## Records to use
┄┄┄┄┄┄┄┄┄┄┄┄┄┄┄┄┄┄┄┄
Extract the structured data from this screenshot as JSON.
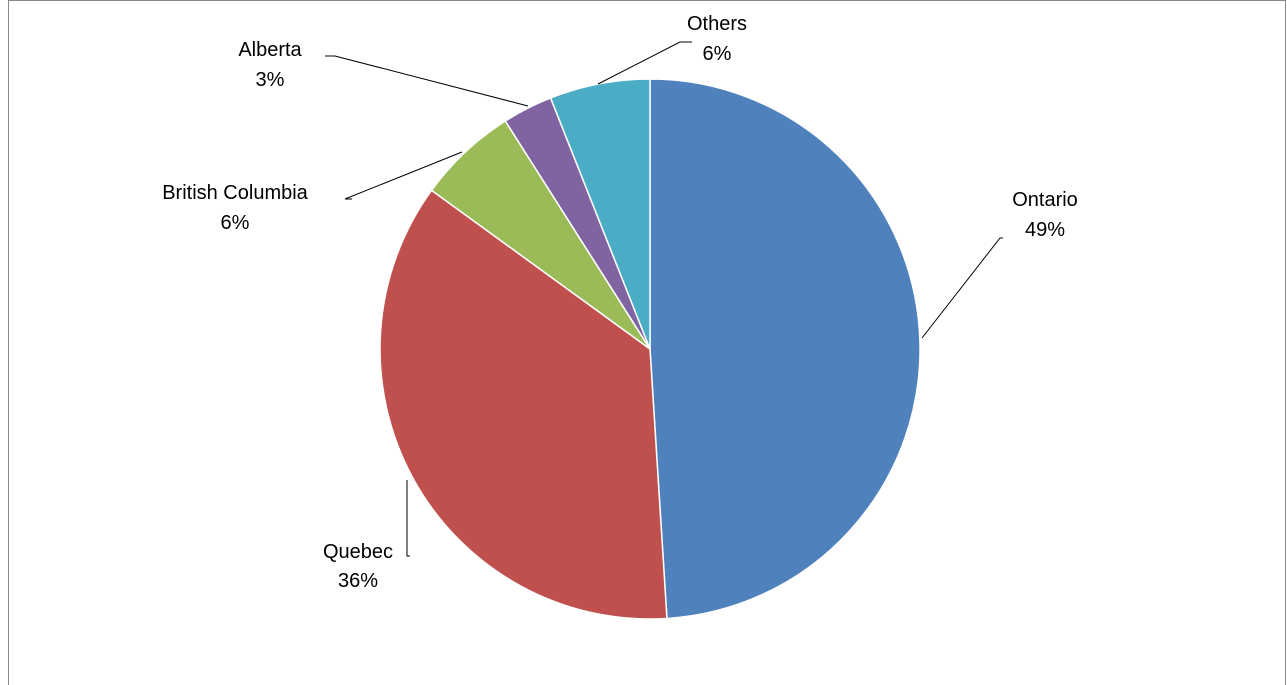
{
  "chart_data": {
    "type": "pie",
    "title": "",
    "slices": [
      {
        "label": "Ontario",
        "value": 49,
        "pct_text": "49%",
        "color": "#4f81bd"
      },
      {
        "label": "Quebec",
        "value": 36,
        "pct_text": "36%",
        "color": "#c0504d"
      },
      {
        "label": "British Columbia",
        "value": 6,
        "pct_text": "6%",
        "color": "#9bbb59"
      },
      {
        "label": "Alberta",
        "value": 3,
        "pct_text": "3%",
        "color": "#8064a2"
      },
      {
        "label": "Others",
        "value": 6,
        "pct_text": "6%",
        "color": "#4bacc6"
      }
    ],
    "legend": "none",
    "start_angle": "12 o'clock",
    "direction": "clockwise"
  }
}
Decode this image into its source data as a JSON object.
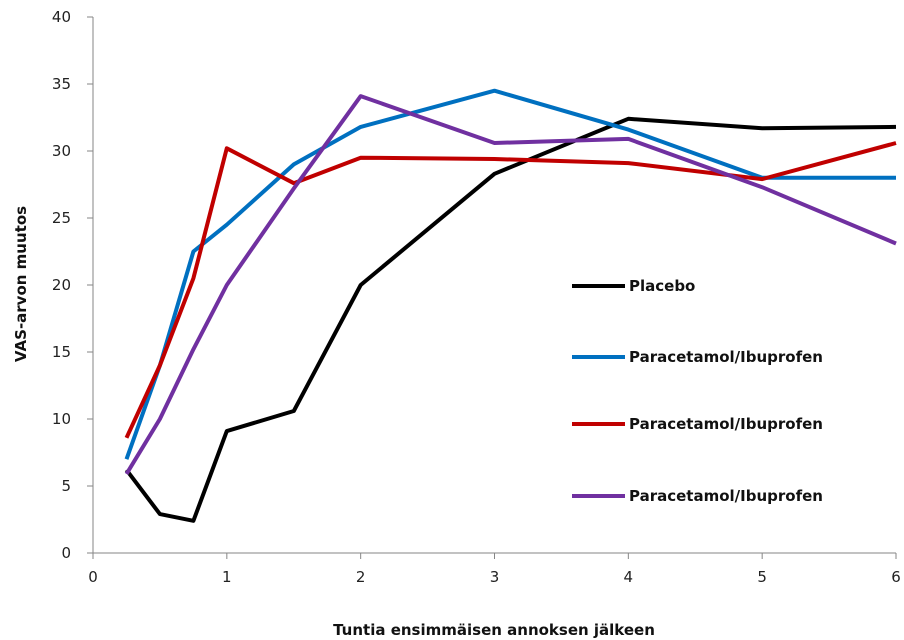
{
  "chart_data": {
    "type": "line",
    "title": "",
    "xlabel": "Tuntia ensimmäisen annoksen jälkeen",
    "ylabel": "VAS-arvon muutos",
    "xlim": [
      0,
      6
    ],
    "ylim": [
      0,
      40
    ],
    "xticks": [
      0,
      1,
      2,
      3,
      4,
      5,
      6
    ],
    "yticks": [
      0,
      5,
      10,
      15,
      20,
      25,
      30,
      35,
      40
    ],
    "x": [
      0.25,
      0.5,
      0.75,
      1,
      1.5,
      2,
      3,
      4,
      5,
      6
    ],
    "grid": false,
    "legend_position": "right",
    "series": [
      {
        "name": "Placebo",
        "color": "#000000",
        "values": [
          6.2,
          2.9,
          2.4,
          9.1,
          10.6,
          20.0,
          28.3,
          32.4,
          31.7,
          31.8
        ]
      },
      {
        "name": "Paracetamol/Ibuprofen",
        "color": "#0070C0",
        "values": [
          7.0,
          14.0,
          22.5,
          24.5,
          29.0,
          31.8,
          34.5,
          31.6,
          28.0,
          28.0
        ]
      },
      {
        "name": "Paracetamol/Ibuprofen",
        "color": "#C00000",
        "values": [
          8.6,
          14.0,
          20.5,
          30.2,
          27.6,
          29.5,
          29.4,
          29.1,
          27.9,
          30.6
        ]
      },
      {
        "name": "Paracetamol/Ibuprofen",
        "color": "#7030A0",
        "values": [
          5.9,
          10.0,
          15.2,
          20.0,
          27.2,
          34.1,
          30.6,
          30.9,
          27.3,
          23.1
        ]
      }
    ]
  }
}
┄┄┄┄┄┄┄┄┄┄┄┄┄┄┄┄┄┄┄┄
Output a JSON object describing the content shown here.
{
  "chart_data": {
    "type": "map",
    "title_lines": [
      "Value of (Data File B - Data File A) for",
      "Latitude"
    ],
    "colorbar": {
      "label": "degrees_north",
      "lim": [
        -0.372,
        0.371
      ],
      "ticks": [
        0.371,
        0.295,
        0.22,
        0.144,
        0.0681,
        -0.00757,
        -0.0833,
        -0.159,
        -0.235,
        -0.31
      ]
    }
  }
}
┄┄┄┄┄┄┄┄┄┄┄┄┄┄┄┄┄┄┄┄
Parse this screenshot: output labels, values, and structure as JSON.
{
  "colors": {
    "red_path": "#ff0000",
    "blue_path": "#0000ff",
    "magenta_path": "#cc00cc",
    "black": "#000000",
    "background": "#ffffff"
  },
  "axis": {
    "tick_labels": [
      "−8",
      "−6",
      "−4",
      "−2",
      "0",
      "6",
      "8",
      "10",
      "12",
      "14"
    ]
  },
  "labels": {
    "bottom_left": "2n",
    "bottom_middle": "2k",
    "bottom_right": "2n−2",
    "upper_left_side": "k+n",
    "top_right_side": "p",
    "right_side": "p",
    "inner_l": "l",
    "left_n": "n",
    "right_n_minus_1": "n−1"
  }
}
┄┄┄┄┄┄┄┄┄┄┄┄┄┄┄┄┄┄┄┄
## The request
Say how many lines in the listing above include "JSON". Give nothing but the number.

## Exercise answer
4